(Dataset items)
═══

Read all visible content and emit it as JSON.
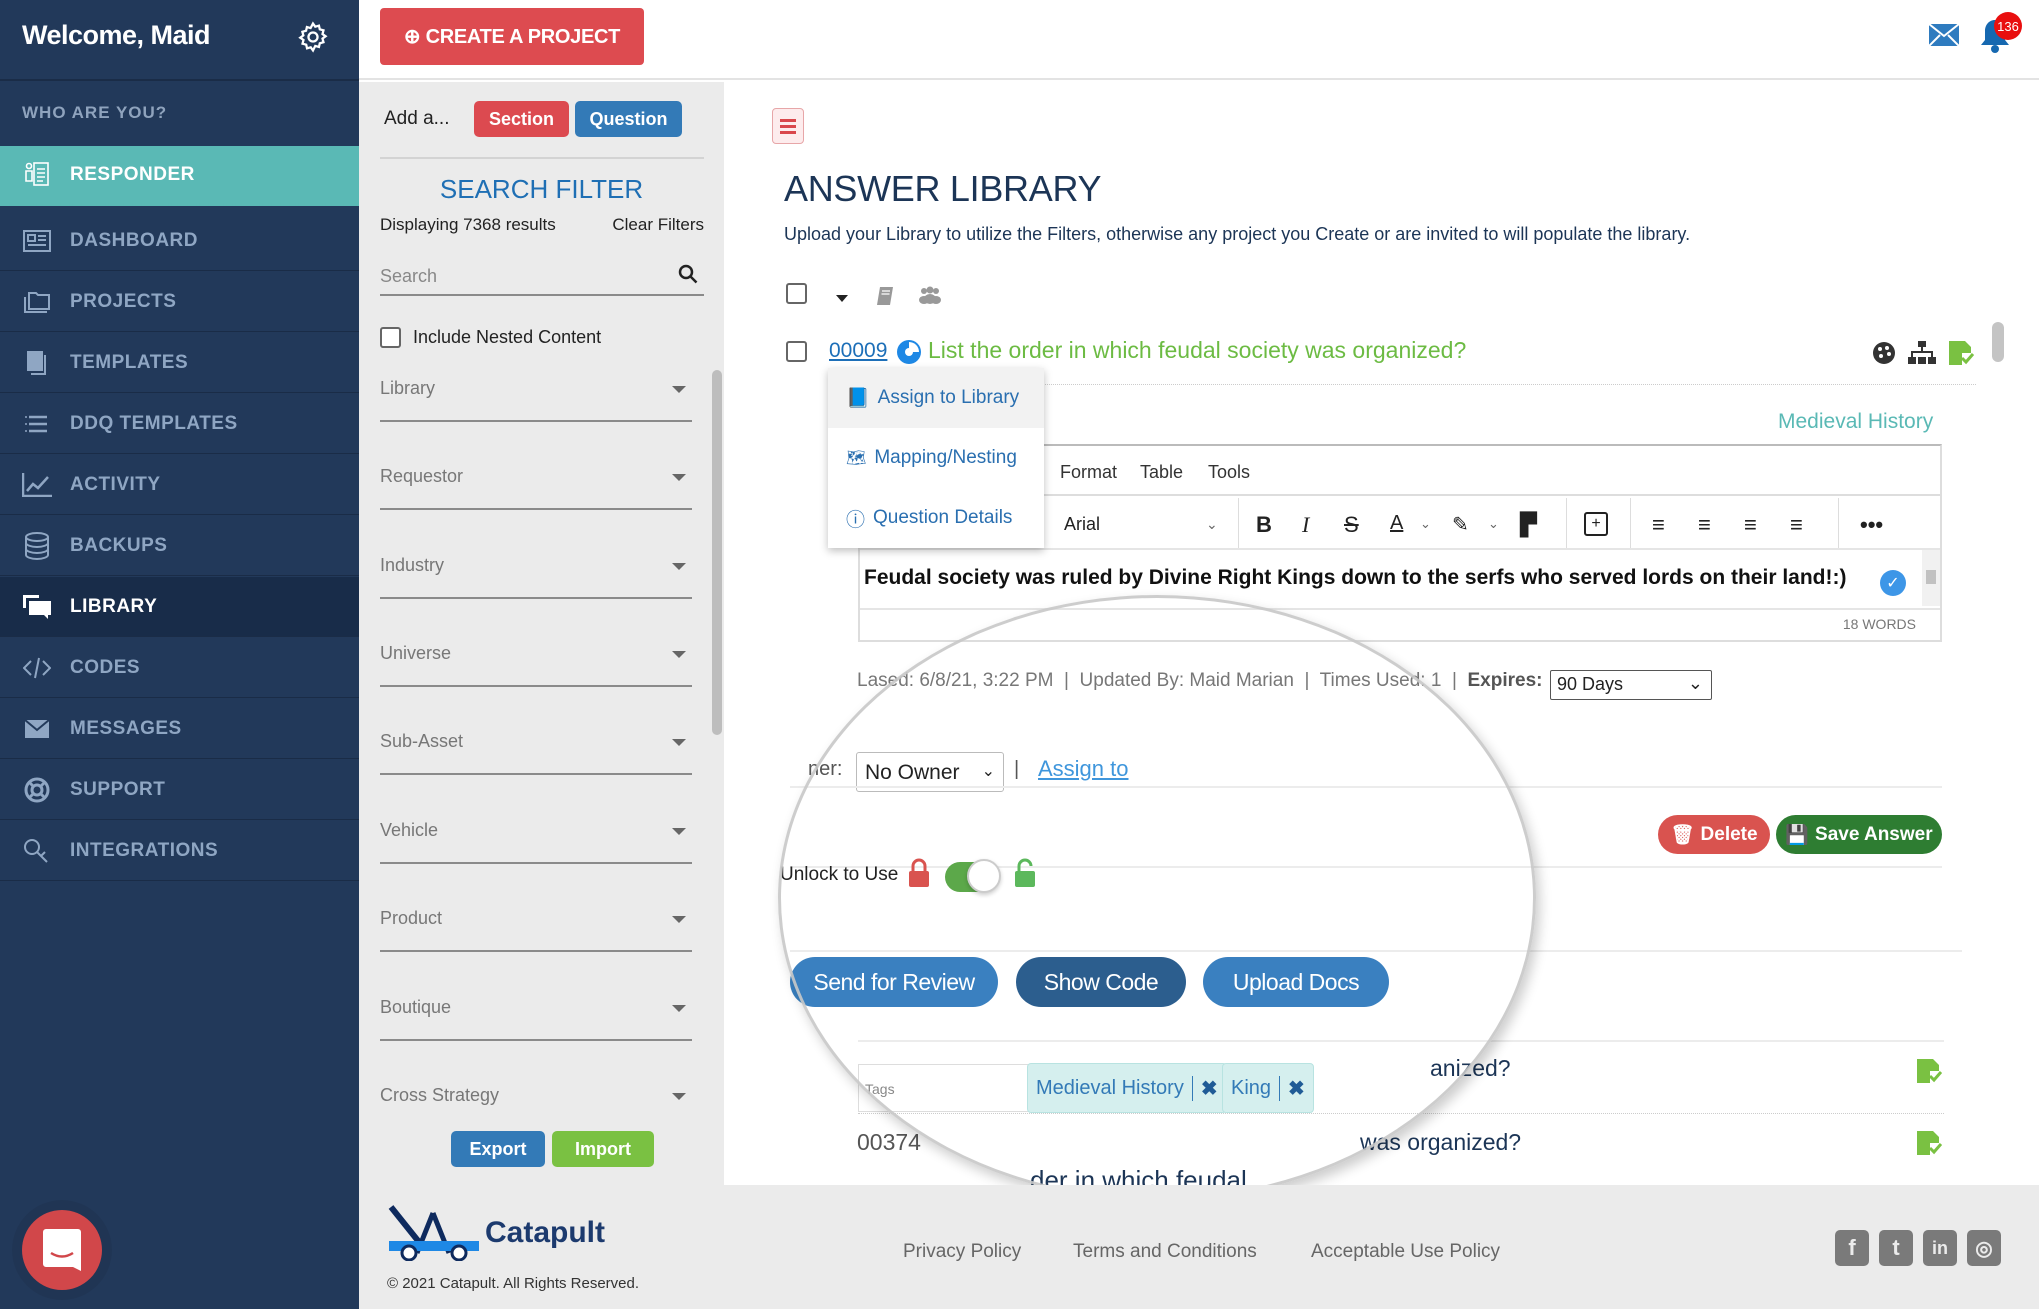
{
  "sidebar": {
    "welcome": "Welcome, Maid",
    "section_label": "WHO ARE YOU?",
    "items": [
      {
        "label": "RESPONDER",
        "icon": "responder-icon"
      },
      {
        "label": "DASHBOARD",
        "icon": "dashboard-icon"
      },
      {
        "label": "PROJECTS",
        "icon": "projects-icon"
      },
      {
        "label": "TEMPLATES",
        "icon": "templates-icon"
      },
      {
        "label": "DDQ TEMPLATES",
        "icon": "list-icon"
      },
      {
        "label": "ACTIVITY",
        "icon": "chart-icon"
      },
      {
        "label": "BACKUPS",
        "icon": "database-icon"
      },
      {
        "label": "LIBRARY",
        "icon": "comments-icon"
      },
      {
        "label": "CODES",
        "icon": "code-icon"
      },
      {
        "label": "MESSAGES",
        "icon": "envelope-icon"
      },
      {
        "label": "SUPPORT",
        "icon": "lifebuoy-icon"
      },
      {
        "label": "INTEGRATIONS",
        "icon": "integrations-icon"
      }
    ]
  },
  "topbar": {
    "create_label": "⊕ CREATE A PROJECT",
    "notification_count": "136"
  },
  "filter": {
    "add_label": "Add a...",
    "section_btn": "Section",
    "question_btn": "Question",
    "title": "SEARCH FILTER",
    "displaying": "Displaying 7368 results",
    "clear": "Clear Filters",
    "search_placeholder": "Search",
    "nested_label": "Include Nested Content",
    "selects": [
      "Library",
      "Requestor",
      "Industry",
      "Universe",
      "Sub-Asset",
      "Vehicle",
      "Product",
      "Boutique",
      "Cross Strategy"
    ],
    "export": "Export",
    "import": "Import"
  },
  "main": {
    "title": "ANSWER LIBRARY",
    "subtitle": "Upload your Library to utilize the Filters, otherwise any project you Create or are invited to will populate the library.",
    "row1": {
      "id": "00009",
      "question": "List the order in which feudal society was organized?",
      "tag_label": "Medieval History"
    },
    "context_menu": [
      "Assign to Library",
      "Mapping/Nesting",
      "Question Details"
    ],
    "editor": {
      "menus": [
        "Format",
        "Table",
        "Tools"
      ],
      "font": "Arial",
      "content": "Feudal society was ruled by Divine Right Kings down to the serfs who served lords on their land!:)",
      "word_count": "18 WORDS"
    },
    "meta": {
      "last": "Lased: 6/8/21, 3:22 PM",
      "updated_by": "Updated By: Maid Marian",
      "times_used": "Times Used: 1",
      "expires_label": "Expires:",
      "expires_value": "90 Days"
    },
    "owner_label": "ner:",
    "owner_value": "No Owner",
    "assign_to": "Assign to",
    "delete": "Delete",
    "save": "Save Answer",
    "unlock_label": "Unlock to Use",
    "unlocked": true,
    "send_review": "Send for Review",
    "show_code": "Show Code",
    "upload_docs": "Upload Docs",
    "tags_placeholder": "Tags",
    "tags": [
      "Medieval History",
      "King"
    ],
    "row2_text": "anized?",
    "row3_id": "00374",
    "row3_text": "was organized?",
    "row4_text": "der in which feudal"
  },
  "footer": {
    "brand": "Catapult",
    "copyright": "© 2021 Catapult. All Rights Reserved.",
    "links": [
      "Privacy Policy",
      "Terms and Conditions",
      "Acceptable Use Policy"
    ],
    "social": [
      "facebook-icon",
      "twitter-icon",
      "linkedin-icon",
      "instagram-icon"
    ]
  },
  "colors": {
    "sidebar": "#22395a",
    "responder": "#5ab9b5",
    "danger": "#dd4b50",
    "primary": "#337ab7",
    "success": "#7ac142",
    "question_green": "#6cbb43"
  }
}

═══

Set the data above down again exactly as given, with no pictures.

Read all visible content and emit it as JSON.
{
  "sidebar": {
    "welcome": "Welcome, Maid",
    "section_label": "WHO ARE YOU?",
    "items": [
      {
        "label": "RESPONDER",
        "icon": "responder-icon"
      },
      {
        "label": "DASHBOARD",
        "icon": "dashboard-icon"
      },
      {
        "label": "PROJECTS",
        "icon": "projects-icon"
      },
      {
        "label": "TEMPLATES",
        "icon": "templates-icon"
      },
      {
        "label": "DDQ TEMPLATES",
        "icon": "list-icon"
      },
      {
        "label": "ACTIVITY",
        "icon": "chart-icon"
      },
      {
        "label": "BACKUPS",
        "icon": "database-icon"
      },
      {
        "label": "LIBRARY",
        "icon": "comments-icon"
      },
      {
        "label": "CODES",
        "icon": "code-icon"
      },
      {
        "label": "MESSAGES",
        "icon": "envelope-icon"
      },
      {
        "label": "SUPPORT",
        "icon": "lifebuoy-icon"
      },
      {
        "label": "INTEGRATIONS",
        "icon": "integrations-icon"
      }
    ]
  },
  "topbar": {
    "create_label": "⊕ CREATE A PROJECT",
    "notification_count": "136"
  },
  "filter": {
    "add_label": "Add a...",
    "section_btn": "Section",
    "question_btn": "Question",
    "title": "SEARCH FILTER",
    "displaying": "Displaying 7368 results",
    "clear": "Clear Filters",
    "search_placeholder": "Search",
    "nested_label": "Include Nested Content",
    "selects": [
      "Library",
      "Requestor",
      "Industry",
      "Universe",
      "Sub-Asset",
      "Vehicle",
      "Product",
      "Boutique",
      "Cross Strategy"
    ],
    "export": "Export",
    "import": "Import"
  },
  "main": {
    "title": "ANSWER LIBRARY",
    "subtitle": "Upload your Library to utilize the Filters, otherwise any project you Create or are invited to will populate the library.",
    "row1": {
      "id": "00009",
      "question": "List the order in which feudal society was organized?",
      "tag_label": "Medieval History"
    },
    "context_menu": [
      "Assign to Library",
      "Mapping/Nesting",
      "Question Details"
    ],
    "editor": {
      "menus": [
        "Format",
        "Table",
        "Tools"
      ],
      "font": "Arial",
      "content": "Feudal society was ruled by Divine Right Kings down to the serfs who served lords on their land!:)",
      "word_count": "18 WORDS"
    },
    "meta": {
      "last": "Lased: 6/8/21, 3:22 PM",
      "updated_by": "Updated By: Maid Marian",
      "times_used": "Times Used: 1",
      "expires_label": "Expires:",
      "expires_value": "90 Days"
    },
    "owner_label": "ner:",
    "owner_value": "No Owner",
    "assign_to": "Assign to",
    "delete": "Delete",
    "save": "Save Answer",
    "unlock_label": "Unlock to Use",
    "unlocked": true,
    "send_review": "Send for Review",
    "show_code": "Show Code",
    "upload_docs": "Upload Docs",
    "tags_placeholder": "Tags",
    "tags": [
      "Medieval History",
      "King"
    ],
    "row2_text": "anized?",
    "row3_id": "00374",
    "row3_text": "was organized?",
    "row4_text": "der in which feudal"
  },
  "footer": {
    "brand": "Catapult",
    "copyright": "© 2021 Catapult. All Rights Reserved.",
    "links": [
      "Privacy Policy",
      "Terms and Conditions",
      "Acceptable Use Policy"
    ],
    "social": [
      "facebook-icon",
      "twitter-icon",
      "linkedin-icon",
      "instagram-icon"
    ]
  },
  "colors": {
    "sidebar": "#22395a",
    "responder": "#5ab9b5",
    "danger": "#dd4b50",
    "primary": "#337ab7",
    "success": "#7ac142",
    "question_green": "#6cbb43"
  }
}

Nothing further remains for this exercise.